_MATERIAL PROVIDED_
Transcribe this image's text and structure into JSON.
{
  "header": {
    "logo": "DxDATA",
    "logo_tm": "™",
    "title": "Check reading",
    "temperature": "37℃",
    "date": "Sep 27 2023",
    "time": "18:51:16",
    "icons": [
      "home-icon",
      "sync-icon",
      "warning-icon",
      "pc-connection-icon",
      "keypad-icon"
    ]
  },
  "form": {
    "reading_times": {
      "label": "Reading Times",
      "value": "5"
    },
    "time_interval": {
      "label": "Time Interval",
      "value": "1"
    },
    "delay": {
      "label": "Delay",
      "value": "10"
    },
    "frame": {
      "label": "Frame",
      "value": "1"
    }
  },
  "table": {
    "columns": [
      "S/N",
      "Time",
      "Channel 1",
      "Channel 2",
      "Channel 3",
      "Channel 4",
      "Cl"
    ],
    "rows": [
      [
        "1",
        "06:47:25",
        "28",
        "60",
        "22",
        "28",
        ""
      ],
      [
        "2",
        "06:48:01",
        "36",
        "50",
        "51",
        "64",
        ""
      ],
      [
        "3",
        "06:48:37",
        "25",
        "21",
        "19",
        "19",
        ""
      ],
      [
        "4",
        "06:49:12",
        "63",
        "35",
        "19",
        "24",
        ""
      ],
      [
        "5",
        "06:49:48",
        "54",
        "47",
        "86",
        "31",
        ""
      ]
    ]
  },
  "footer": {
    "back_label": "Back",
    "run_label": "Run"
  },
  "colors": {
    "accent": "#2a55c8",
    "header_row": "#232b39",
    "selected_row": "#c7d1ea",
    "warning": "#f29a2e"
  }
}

_PROBLEM STATEMENT_
Looking at the entries above, say how many lines contain the word "Channel". Only the number is wanted.

_OUTPUT_
4